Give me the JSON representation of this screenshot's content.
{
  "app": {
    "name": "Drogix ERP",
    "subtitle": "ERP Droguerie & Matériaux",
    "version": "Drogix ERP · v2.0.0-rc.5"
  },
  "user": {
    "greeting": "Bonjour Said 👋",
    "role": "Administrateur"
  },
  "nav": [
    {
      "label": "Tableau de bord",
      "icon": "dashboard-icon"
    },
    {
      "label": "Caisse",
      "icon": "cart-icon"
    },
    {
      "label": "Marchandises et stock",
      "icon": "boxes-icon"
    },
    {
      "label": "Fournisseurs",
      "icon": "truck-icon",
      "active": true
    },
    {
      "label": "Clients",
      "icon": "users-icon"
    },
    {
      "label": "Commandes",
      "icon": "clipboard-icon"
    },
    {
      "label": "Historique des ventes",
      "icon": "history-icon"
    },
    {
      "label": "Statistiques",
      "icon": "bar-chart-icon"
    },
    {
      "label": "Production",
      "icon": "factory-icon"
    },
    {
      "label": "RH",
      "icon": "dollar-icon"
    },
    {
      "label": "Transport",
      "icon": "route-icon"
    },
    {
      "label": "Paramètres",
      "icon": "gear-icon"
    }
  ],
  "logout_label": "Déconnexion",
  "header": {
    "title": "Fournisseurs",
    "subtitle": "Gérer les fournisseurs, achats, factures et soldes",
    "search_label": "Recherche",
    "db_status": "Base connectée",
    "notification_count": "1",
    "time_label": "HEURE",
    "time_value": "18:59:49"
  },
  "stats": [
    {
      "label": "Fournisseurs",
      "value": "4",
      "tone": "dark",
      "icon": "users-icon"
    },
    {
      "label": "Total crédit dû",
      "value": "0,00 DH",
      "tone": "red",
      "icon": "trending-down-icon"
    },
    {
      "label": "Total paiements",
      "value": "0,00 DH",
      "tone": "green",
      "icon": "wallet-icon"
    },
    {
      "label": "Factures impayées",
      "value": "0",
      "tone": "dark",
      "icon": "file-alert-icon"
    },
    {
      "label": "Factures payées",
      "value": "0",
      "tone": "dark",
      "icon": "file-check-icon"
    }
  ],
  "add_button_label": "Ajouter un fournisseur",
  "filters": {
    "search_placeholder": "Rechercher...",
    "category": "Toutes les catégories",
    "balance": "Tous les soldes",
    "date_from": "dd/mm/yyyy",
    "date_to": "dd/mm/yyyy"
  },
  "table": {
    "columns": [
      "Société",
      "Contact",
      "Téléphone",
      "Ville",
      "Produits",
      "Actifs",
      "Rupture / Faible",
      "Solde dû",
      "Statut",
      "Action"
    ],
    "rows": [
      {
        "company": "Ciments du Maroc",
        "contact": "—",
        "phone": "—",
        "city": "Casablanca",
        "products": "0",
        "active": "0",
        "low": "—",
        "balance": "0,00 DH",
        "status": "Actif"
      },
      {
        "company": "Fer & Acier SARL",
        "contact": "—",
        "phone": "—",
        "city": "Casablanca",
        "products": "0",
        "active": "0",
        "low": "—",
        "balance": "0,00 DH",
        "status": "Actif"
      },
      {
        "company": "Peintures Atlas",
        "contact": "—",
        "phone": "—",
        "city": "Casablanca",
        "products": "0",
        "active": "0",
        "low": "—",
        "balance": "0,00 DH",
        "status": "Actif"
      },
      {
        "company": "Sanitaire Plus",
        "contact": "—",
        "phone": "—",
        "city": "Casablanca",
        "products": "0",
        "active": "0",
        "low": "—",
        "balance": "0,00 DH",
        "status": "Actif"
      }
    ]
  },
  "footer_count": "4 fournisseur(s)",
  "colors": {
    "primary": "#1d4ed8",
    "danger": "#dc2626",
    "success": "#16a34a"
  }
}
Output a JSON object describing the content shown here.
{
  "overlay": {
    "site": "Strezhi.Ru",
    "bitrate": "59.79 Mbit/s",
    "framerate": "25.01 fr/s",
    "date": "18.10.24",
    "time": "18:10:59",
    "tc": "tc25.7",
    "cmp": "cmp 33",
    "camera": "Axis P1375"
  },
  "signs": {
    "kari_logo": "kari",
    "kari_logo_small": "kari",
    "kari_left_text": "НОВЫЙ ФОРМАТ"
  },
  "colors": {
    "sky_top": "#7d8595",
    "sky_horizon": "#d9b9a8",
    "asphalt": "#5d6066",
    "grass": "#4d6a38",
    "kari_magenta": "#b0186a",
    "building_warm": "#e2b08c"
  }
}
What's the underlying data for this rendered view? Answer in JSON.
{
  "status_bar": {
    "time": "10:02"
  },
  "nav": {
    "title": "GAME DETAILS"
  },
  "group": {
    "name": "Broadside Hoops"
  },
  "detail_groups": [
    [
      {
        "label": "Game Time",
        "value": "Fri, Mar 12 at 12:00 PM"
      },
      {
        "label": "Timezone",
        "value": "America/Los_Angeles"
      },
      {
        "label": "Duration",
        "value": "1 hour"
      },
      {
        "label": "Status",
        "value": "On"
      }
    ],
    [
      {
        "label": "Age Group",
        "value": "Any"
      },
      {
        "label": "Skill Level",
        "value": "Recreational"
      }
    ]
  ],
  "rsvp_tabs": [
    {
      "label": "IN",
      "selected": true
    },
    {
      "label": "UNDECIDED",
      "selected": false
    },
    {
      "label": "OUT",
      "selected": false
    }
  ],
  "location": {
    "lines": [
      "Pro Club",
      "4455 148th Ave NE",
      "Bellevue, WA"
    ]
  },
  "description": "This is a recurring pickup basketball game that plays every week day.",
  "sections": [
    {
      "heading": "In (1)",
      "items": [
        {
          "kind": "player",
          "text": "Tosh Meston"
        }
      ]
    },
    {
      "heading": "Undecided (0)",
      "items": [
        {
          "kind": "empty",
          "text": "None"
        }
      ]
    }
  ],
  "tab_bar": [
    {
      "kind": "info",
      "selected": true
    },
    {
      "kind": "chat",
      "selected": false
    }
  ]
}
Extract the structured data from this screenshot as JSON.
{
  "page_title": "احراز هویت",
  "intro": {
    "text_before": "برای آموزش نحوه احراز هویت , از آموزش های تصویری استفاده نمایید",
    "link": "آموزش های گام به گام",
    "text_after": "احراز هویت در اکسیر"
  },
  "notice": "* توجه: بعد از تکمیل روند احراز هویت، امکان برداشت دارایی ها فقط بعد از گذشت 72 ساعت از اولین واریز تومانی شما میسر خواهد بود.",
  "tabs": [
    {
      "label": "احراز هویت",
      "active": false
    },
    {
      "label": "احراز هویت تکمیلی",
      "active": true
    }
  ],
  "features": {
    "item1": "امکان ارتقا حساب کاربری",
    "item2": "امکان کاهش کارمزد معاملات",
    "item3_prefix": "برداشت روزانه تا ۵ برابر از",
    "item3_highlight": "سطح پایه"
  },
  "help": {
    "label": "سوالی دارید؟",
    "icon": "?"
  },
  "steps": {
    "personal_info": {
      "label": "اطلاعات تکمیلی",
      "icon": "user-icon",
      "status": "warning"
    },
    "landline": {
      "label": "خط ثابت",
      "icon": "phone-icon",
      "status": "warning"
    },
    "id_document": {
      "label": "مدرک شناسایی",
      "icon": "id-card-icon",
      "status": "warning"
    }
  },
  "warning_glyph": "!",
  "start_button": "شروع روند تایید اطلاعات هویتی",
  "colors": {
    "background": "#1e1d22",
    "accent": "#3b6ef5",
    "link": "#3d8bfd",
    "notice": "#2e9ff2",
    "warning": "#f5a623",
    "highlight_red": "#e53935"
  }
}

---+---

▸ WHAT NEEDS TO BE DONE:
Every entry must be quoted exactly as it appears above.

▸ RESULT:
Give me the JSON representation of this screenshot's content.
{
  "app": {
    "name": "Drogix ERP",
    "subtitle": "ERP Droguerie & Matériaux",
    "version": "Drogix ERP · v2.0.0-rc.5"
  },
  "user": {
    "greeting": "Bonjour Said 👋",
    "role": "Administrateur"
  },
  "nav": [
    {
      "label": "Tableau de bord",
      "icon": "dashboard-icon"
    },
    {
      "label": "Caisse",
      "icon": "cart-icon"
    },
    {
      "label": "Marchandises et stock",
      "icon": "boxes-icon"
    },
    {
      "label": "Fournisseurs",
      "icon": "truck-icon",
      "active": true
    },
    {
      "label": "Clients",
      "icon": "users-icon"
    },
    {
      "label": "Commandes",
      "icon": "clipboard-icon"
    },
    {
      "label": "Historique des ventes",
      "icon": "history-icon"
    },
    {
      "label": "Statistiques",
      "icon": "bar-chart-icon"
    },
    {
      "label": "Production",
      "icon": "factory-icon"
    },
    {
      "label": "RH",
      "icon": "dollar-icon"
    },
    {
      "label": "Transport",
      "icon": "route-icon"
    },
    {
      "label": "Paramètres",
      "icon": "gear-icon"
    }
  ],
  "logout_label": "Déconnexion",
  "header": {
    "title": "Fournisseurs",
    "subtitle": "Gérer les fournisseurs, achats, factures et soldes",
    "search_label": "Recherche",
    "db_status": "Base connectée",
    "notification_count": "1",
    "time_label": "HEURE",
    "time_value": "18:59:49"
  },
  "stats": [
    {
      "label": "Fournisseurs",
      "value": "4",
      "tone": "dark",
      "icon": "users-icon"
    },
    {
      "label": "Total crédit dû",
      "value": "0,00 DH",
      "tone": "red",
      "icon": "trending-down-icon"
    },
    {
      "label": "Total paiements",
      "value": "0,00 DH",
      "tone": "green",
      "icon": "wallet-icon"
    },
    {
      "label": "Factures impayées",
      "value": "0",
      "tone": "dark",
      "icon": "file-alert-icon"
    },
    {
      "label": "Factures payées",
      "value": "0",
      "tone": "dark",
      "icon": "file-check-icon"
    }
  ],
  "add_button_label": "Ajouter un fournisseur",
  "filters": {
    "search_placeholder": "Rechercher...",
    "category": "Toutes les catégories",
    "balance": "Tous les soldes",
    "date_from": "dd/mm/yyyy",
    "date_to": "dd/mm/yyyy"
  },
  "table": {
    "columns": [
      "Société",
      "Contact",
      "Téléphone",
      "Ville",
      "Produits",
      "Actifs",
      "Rupture / Faible",
      "Solde dû",
      "Statut",
      "Action"
    ],
    "rows": [
      {
        "company": "Ciments du Maroc",
        "contact": "—",
        "phone": "—",
        "city": "Casablanca",
        "products": "0",
        "active": "0",
        "low": "—",
        "balance": "0,00 DH",
        "status": "Actif"
      },
      {
        "company": "Fer & Acier SARL",
        "contact": "—",
        "phone": "—",
        "city": "Casablanca",
        "products": "0",
        "active": "0",
        "low": "—",
        "balance": "0,00 DH",
        "status": "Actif"
      },
      {
        "company": "Peintures Atlas",
        "contact": "—",
        "phone": "—",
        "city": "Casablanca",
        "products": "0",
        "active": "0",
        "low": "—",
        "balance": "0,00 DH",
        "status": "Actif"
      },
      {
        "company": "Sanitaire Plus",
        "contact": "—",
        "phone": "—",
        "city": "Casablanca",
        "products": "0",
        "active": "0",
        "low": "—",
        "balance": "0,00 DH",
        "status": "Actif"
      }
    ]
  },
  "footer_count": "4 fournisseur(s)",
  "colors": {
    "primary": "#1d4ed8",
    "danger": "#dc2626",
    "success": "#16a34a"
  }
}
Output a JSON object describing the content shown here.
{
  "overlay": {
    "site": "Strezhi.Ru",
    "bitrate": "59.79 Mbit/s",
    "framerate": "25.01 fr/s",
    "date": "18.10.24",
    "time": "18:10:59",
    "tc": "tc25.7",
    "cmp": "cmp 33",
    "camera": "Axis P1375"
  },
  "signs": {
    "kari_logo": "kari",
    "kari_logo_small": "kari",
    "kari_left_text": "НОВЫЙ ФОРМАТ"
  },
  "colors": {
    "sky_top": "#7d8595",
    "sky_horizon": "#d9b9a8",
    "asphalt": "#5d6066",
    "grass": "#4d6a38",
    "kari_magenta": "#b0186a",
    "building_warm": "#e2b08c"
  }
}
What's the underlying data for this rendered view? Answer in JSON.
{
  "status_bar": {
    "time": "10:02"
  },
  "nav": {
    "title": "GAME DETAILS"
  },
  "group": {
    "name": "Broadside Hoops"
  },
  "detail_groups": [
    [
      {
        "label": "Game Time",
        "value": "Fri, Mar 12 at 12:00 PM"
      },
      {
        "label": "Timezone",
        "value": "America/Los_Angeles"
      },
      {
        "label": "Duration",
        "value": "1 hour"
      },
      {
        "label": "Status",
        "value": "On"
      }
    ],
    [
      {
        "label": "Age Group",
        "value": "Any"
      },
      {
        "label": "Skill Level",
        "value": "Recreational"
      }
    ]
  ],
  "rsvp_tabs": [
    {
      "label": "IN",
      "selected": true
    },
    {
      "label": "UNDECIDED",
      "selected": false
    },
    {
      "label": "OUT",
      "selected": false
    }
  ],
  "location": {
    "lines": [
      "Pro Club",
      "4455 148th Ave NE",
      "Bellevue, WA"
    ]
  },
  "description": "This is a recurring pickup basketball game that plays every week day.",
  "sections": [
    {
      "heading": "In (1)",
      "items": [
        {
          "kind": "player",
          "text": "Tosh Meston"
        }
      ]
    },
    {
      "heading": "Undecided (0)",
      "items": [
        {
          "kind": "empty",
          "text": "None"
        }
      ]
    }
  ],
  "tab_bar": [
    {
      "kind": "info",
      "selected": true
    },
    {
      "kind": "chat",
      "selected": false
    }
  ]
}
Extract the structured data from this screenshot as JSON.
{
  "page_title": "احراز هویت",
  "intro": {
    "text_before": "برای آموزش نحوه احراز هویت , از آموزش های تصویری استفاده نمایید",
    "link": "آموزش های گام به گام",
    "text_after": "احراز هویت در اکسیر"
  },
  "notice": "* توجه: بعد از تکمیل روند احراز هویت، امکان برداشت دارایی ها فقط بعد از گذشت 72 ساعت از اولین واریز تومانی شما میسر خواهد بود.",
  "tabs": [
    {
      "label": "احراز هویت",
      "active": false
    },
    {
      "label": "احراز هویت تکمیلی",
      "active": true
    }
  ],
  "features": {
    "item1": "امکان ارتقا حساب کاربری",
    "item2": "امکان کاهش کارمزد معاملات",
    "item3_prefix": "برداشت روزانه تا ۵ برابر از",
    "item3_highlight": "سطح پایه"
  },
  "help": {
    "label": "سوالی دارید؟",
    "icon": "?"
  },
  "steps": {
    "personal_info": {
      "label": "اطلاعات تکمیلی",
      "icon": "user-icon",
      "status": "warning"
    },
    "landline": {
      "label": "خط ثابت",
      "icon": "phone-icon",
      "status": "warning"
    },
    "id_document": {
      "label": "مدرک شناسایی",
      "icon": "id-card-icon",
      "status": "warning"
    }
  },
  "warning_glyph": "!",
  "start_button": "شروع روند تایید اطلاعات هویتی",
  "colors": {
    "background": "#1e1d22",
    "accent": "#3b6ef5",
    "link": "#3d8bfd",
    "notice": "#2e9ff2",
    "warning": "#f5a623",
    "highlight_red": "#e53935"
  }
}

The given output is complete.